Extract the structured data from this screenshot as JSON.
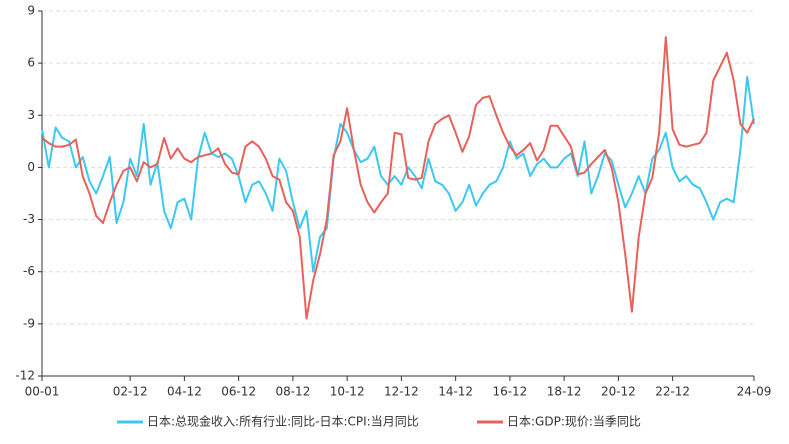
{
  "chart_data": {
    "type": "line",
    "categories": [
      "00-01",
      null,
      null,
      null,
      null,
      null,
      null,
      null,
      null,
      null,
      null,
      null,
      null,
      "02-12",
      null,
      null,
      null,
      null,
      null,
      null,
      null,
      "04-12",
      null,
      null,
      null,
      null,
      null,
      null,
      null,
      "06-12",
      null,
      null,
      null,
      null,
      null,
      null,
      null,
      "08-12",
      null,
      null,
      null,
      null,
      null,
      null,
      null,
      "10-12",
      null,
      null,
      null,
      null,
      null,
      null,
      null,
      "12-12",
      null,
      null,
      null,
      null,
      null,
      null,
      null,
      "14-12",
      null,
      null,
      null,
      null,
      null,
      null,
      null,
      "16-12",
      null,
      null,
      null,
      null,
      null,
      null,
      null,
      "18-12",
      null,
      null,
      null,
      null,
      null,
      null,
      null,
      "20-12",
      null,
      null,
      null,
      null,
      null,
      null,
      null,
      "22-12",
      null,
      null,
      null,
      null,
      null,
      null,
      null,
      null,
      null,
      null,
      null,
      "24-09"
    ],
    "series": [
      {
        "name": "日本:总现金收入:所有行业:同比-日本:CPI:当月同比",
        "color": "#3cc8f0",
        "values": [
          2.2,
          0.0,
          2.3,
          1.7,
          1.5,
          0.0,
          0.6,
          -0.8,
          -1.5,
          -0.5,
          0.6,
          -3.2,
          -2.0,
          0.5,
          -0.5,
          2.5,
          -1.0,
          0.3,
          -2.5,
          -3.5,
          -2.0,
          -1.8,
          -3.0,
          0.5,
          2.0,
          0.8,
          0.6,
          0.8,
          0.5,
          -0.5,
          -2.0,
          -1.0,
          -0.8,
          -1.5,
          -2.5,
          0.5,
          -0.2,
          -2.0,
          -3.5,
          -2.5,
          -6.0,
          -4.0,
          -3.5,
          0.5,
          2.5,
          2.0,
          1.0,
          0.3,
          0.5,
          1.2,
          -0.5,
          -1.0,
          -0.5,
          -1.0,
          0.0,
          -0.5,
          -1.2,
          0.5,
          -0.8,
          -1.0,
          -1.5,
          -2.5,
          -2.0,
          -1.0,
          -2.2,
          -1.5,
          -1.0,
          -0.8,
          0.0,
          1.5,
          0.5,
          0.8,
          -0.5,
          0.2,
          0.5,
          0.0,
          0.0,
          0.5,
          0.8,
          -0.5,
          1.5,
          -1.5,
          -0.5,
          0.8,
          0.4,
          -1.0,
          -2.3,
          -1.5,
          -0.5,
          -1.5,
          0.5,
          1.0,
          2.0,
          0.0,
          -0.8,
          -0.5,
          -1.0,
          -1.2,
          -2.0,
          -3.0,
          -2.0,
          -1.8,
          -2.0,
          1.0,
          5.2,
          2.5
        ]
      },
      {
        "name": "日本:GDP:现价:当季同比",
        "color": "#e8615a",
        "values": [
          1.7,
          1.4,
          1.2,
          1.2,
          1.3,
          1.6,
          -0.5,
          -1.5,
          -2.8,
          -3.2,
          -2.0,
          -1.0,
          -0.2,
          0,
          -0.8,
          0.3,
          0.0,
          0.2,
          1.7,
          0.5,
          1.1,
          0.5,
          0.3,
          0.6,
          0.7,
          0.8,
          1.1,
          0.2,
          -0.3,
          -0.4,
          1.2,
          1.5,
          1.2,
          0.5,
          -0.5,
          -0.7,
          -2.0,
          -2.5,
          -4.0,
          -8.7,
          -6.5,
          -5.0,
          -3.0,
          0.7,
          1.5,
          3.4,
          1.0,
          -1.0,
          -2.0,
          -2.6,
          -2.0,
          -1.5,
          2.0,
          1.9,
          -0.6,
          -0.7,
          -0.6,
          1.5,
          2.5,
          2.8,
          3.0,
          2.0,
          0.9,
          1.8,
          3.6,
          4.0,
          4.1,
          3.0,
          2.0,
          1.2,
          0.7,
          1.0,
          1.4,
          0.4,
          1.0,
          2.4,
          2.4,
          1.8,
          1.2,
          -0.4,
          -0.3,
          0.2,
          0.6,
          1.0,
          0.0,
          -2.0,
          -5.0,
          -8.3,
          -4.0,
          -1.5,
          -0.6,
          2.0,
          7.5,
          2.2,
          1.3,
          1.2,
          1.3,
          1.4,
          2.0,
          5.0,
          5.8,
          6.6,
          5.0,
          2.5,
          2.0,
          2.8
        ]
      }
    ],
    "ylim": [
      -12,
      9
    ],
    "yticks": [
      -12,
      -9,
      -6,
      -3,
      0,
      3,
      6,
      9
    ],
    "grid": true,
    "legend": "bottom"
  }
}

--

THE TASK: Skip the pictures, then retype every line above exactly.

EXERCISE OUTPUT:
Extract the structured data from this screenshot as JSON.
{
  "chart_data": {
    "type": "line",
    "categories": [
      "00-01",
      null,
      null,
      null,
      null,
      null,
      null,
      null,
      null,
      null,
      null,
      null,
      null,
      "02-12",
      null,
      null,
      null,
      null,
      null,
      null,
      null,
      "04-12",
      null,
      null,
      null,
      null,
      null,
      null,
      null,
      "06-12",
      null,
      null,
      null,
      null,
      null,
      null,
      null,
      "08-12",
      null,
      null,
      null,
      null,
      null,
      null,
      null,
      "10-12",
      null,
      null,
      null,
      null,
      null,
      null,
      null,
      "12-12",
      null,
      null,
      null,
      null,
      null,
      null,
      null,
      "14-12",
      null,
      null,
      null,
      null,
      null,
      null,
      null,
      "16-12",
      null,
      null,
      null,
      null,
      null,
      null,
      null,
      "18-12",
      null,
      null,
      null,
      null,
      null,
      null,
      null,
      "20-12",
      null,
      null,
      null,
      null,
      null,
      null,
      null,
      "22-12",
      null,
      null,
      null,
      null,
      null,
      null,
      null,
      null,
      null,
      null,
      null,
      "24-09"
    ],
    "series": [
      {
        "name": "日本:总现金收入:所有行业:同比-日本:CPI:当月同比",
        "color": "#3cc8f0",
        "values": [
          2.2,
          0.0,
          2.3,
          1.7,
          1.5,
          0.0,
          0.6,
          -0.8,
          -1.5,
          -0.5,
          0.6,
          -3.2,
          -2.0,
          0.5,
          -0.5,
          2.5,
          -1.0,
          0.3,
          -2.5,
          -3.5,
          -2.0,
          -1.8,
          -3.0,
          0.5,
          2.0,
          0.8,
          0.6,
          0.8,
          0.5,
          -0.5,
          -2.0,
          -1.0,
          -0.8,
          -1.5,
          -2.5,
          0.5,
          -0.2,
          -2.0,
          -3.5,
          -2.5,
          -6.0,
          -4.0,
          -3.5,
          0.5,
          2.5,
          2.0,
          1.0,
          0.3,
          0.5,
          1.2,
          -0.5,
          -1.0,
          -0.5,
          -1.0,
          0.0,
          -0.5,
          -1.2,
          0.5,
          -0.8,
          -1.0,
          -1.5,
          -2.5,
          -2.0,
          -1.0,
          -2.2,
          -1.5,
          -1.0,
          -0.8,
          0.0,
          1.5,
          0.5,
          0.8,
          -0.5,
          0.2,
          0.5,
          0.0,
          0.0,
          0.5,
          0.8,
          -0.5,
          1.5,
          -1.5,
          -0.5,
          0.8,
          0.4,
          -1.0,
          -2.3,
          -1.5,
          -0.5,
          -1.5,
          0.5,
          1.0,
          2.0,
          0.0,
          -0.8,
          -0.5,
          -1.0,
          -1.2,
          -2.0,
          -3.0,
          -2.0,
          -1.8,
          -2.0,
          1.0,
          5.2,
          2.5
        ]
      },
      {
        "name": "日本:GDP:现价:当季同比",
        "color": "#e8615a",
        "values": [
          1.7,
          1.4,
          1.2,
          1.2,
          1.3,
          1.6,
          -0.5,
          -1.5,
          -2.8,
          -3.2,
          -2.0,
          -1.0,
          -0.2,
          0,
          -0.8,
          0.3,
          0.0,
          0.2,
          1.7,
          0.5,
          1.1,
          0.5,
          0.3,
          0.6,
          0.7,
          0.8,
          1.1,
          0.2,
          -0.3,
          -0.4,
          1.2,
          1.5,
          1.2,
          0.5,
          -0.5,
          -0.7,
          -2.0,
          -2.5,
          -4.0,
          -8.7,
          -6.5,
          -5.0,
          -3.0,
          0.7,
          1.5,
          3.4,
          1.0,
          -1.0,
          -2.0,
          -2.6,
          -2.0,
          -1.5,
          2.0,
          1.9,
          -0.6,
          -0.7,
          -0.6,
          1.5,
          2.5,
          2.8,
          3.0,
          2.0,
          0.9,
          1.8,
          3.6,
          4.0,
          4.1,
          3.0,
          2.0,
          1.2,
          0.7,
          1.0,
          1.4,
          0.4,
          1.0,
          2.4,
          2.4,
          1.8,
          1.2,
          -0.4,
          -0.3,
          0.2,
          0.6,
          1.0,
          0.0,
          -2.0,
          -5.0,
          -8.3,
          -4.0,
          -1.5,
          -0.6,
          2.0,
          7.5,
          2.2,
          1.3,
          1.2,
          1.3,
          1.4,
          2.0,
          5.0,
          5.8,
          6.6,
          5.0,
          2.5,
          2.0,
          2.8
        ]
      }
    ],
    "ylim": [
      -12,
      9
    ],
    "yticks": [
      -12,
      -9,
      -6,
      -3,
      0,
      3,
      6,
      9
    ],
    "grid": true,
    "legend": "bottom"
  }
}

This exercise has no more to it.